Dataset items:
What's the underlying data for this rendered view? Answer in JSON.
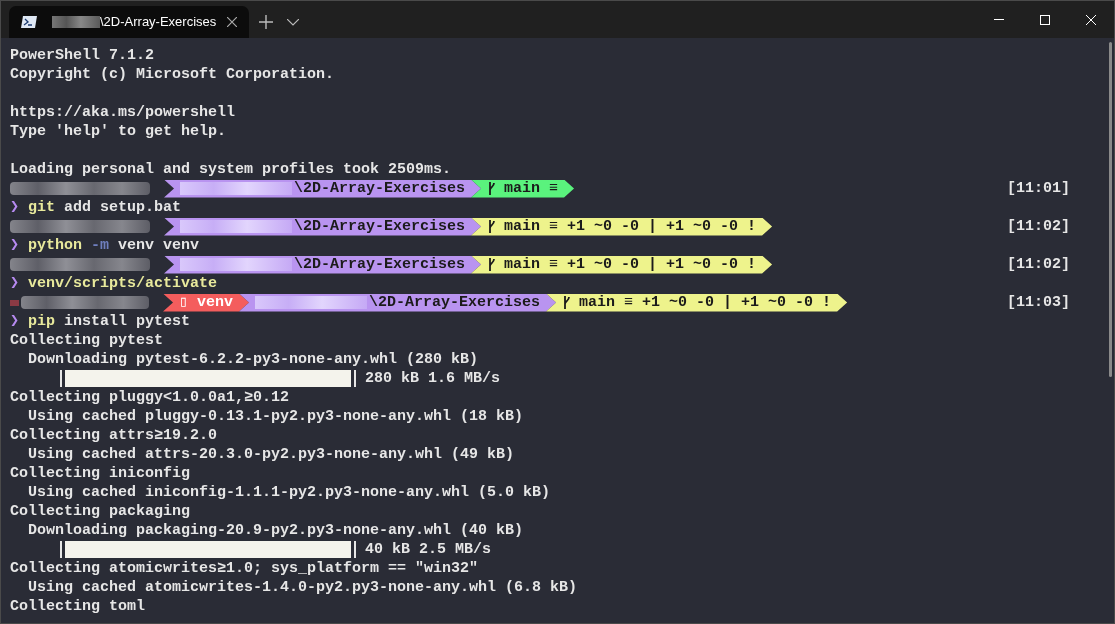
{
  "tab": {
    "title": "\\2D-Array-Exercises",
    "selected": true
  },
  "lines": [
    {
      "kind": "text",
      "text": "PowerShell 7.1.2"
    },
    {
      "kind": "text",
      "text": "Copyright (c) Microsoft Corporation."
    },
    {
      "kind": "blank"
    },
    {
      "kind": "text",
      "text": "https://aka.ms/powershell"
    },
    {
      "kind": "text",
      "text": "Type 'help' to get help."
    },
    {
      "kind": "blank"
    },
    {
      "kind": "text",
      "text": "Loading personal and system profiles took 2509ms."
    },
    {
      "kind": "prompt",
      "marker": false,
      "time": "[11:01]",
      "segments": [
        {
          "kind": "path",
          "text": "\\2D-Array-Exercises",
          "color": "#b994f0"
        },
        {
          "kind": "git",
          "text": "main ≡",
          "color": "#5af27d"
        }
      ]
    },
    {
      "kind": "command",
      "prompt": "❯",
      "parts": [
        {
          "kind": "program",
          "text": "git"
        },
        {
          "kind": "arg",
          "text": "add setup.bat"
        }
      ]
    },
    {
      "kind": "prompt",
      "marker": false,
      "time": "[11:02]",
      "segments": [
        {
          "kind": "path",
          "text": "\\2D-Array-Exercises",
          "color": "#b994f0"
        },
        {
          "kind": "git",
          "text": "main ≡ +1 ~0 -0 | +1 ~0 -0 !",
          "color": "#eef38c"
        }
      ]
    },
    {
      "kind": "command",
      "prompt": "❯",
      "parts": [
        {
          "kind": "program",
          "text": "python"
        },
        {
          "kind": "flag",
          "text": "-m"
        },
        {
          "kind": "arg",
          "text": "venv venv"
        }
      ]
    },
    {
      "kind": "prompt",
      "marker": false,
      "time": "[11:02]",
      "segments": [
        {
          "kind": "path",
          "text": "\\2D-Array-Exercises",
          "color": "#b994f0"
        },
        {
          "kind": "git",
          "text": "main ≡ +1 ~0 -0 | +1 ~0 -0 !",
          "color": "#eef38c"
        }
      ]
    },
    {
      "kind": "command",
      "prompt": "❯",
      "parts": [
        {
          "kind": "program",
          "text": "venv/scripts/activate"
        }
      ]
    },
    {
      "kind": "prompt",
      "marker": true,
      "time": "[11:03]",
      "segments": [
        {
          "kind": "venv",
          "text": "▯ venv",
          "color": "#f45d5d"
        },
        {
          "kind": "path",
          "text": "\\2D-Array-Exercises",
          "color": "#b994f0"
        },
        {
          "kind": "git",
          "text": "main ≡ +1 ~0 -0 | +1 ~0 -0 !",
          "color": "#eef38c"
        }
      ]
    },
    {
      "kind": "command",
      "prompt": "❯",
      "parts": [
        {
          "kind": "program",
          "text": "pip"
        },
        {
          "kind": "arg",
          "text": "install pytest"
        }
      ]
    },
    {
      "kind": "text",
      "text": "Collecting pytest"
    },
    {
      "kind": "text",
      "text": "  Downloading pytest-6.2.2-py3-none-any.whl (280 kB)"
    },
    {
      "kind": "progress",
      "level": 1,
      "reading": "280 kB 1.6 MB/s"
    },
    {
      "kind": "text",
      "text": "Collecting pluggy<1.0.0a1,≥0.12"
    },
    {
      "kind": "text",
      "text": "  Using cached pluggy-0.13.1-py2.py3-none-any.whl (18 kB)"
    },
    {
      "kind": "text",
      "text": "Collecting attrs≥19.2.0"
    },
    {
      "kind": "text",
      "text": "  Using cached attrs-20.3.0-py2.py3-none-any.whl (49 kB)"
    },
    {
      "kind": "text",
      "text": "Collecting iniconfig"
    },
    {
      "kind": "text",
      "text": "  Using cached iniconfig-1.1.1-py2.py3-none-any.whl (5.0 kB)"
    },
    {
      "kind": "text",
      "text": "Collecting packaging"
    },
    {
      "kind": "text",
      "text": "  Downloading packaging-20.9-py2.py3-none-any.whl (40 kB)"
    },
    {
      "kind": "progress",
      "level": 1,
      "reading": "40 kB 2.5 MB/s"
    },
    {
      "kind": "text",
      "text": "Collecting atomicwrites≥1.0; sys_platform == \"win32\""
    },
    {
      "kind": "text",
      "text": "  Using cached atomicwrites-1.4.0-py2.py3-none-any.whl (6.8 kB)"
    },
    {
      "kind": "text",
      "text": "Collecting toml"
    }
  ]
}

Work to do =>
Search the preceding listing for the word "iniconfig" and pull out every line that holds it.

Solution =>
      "text": "Collecting iniconfig"
      "text": "  Using cached iniconfig-1.1.1-py2.py3-none-any.whl (5.0 kB)"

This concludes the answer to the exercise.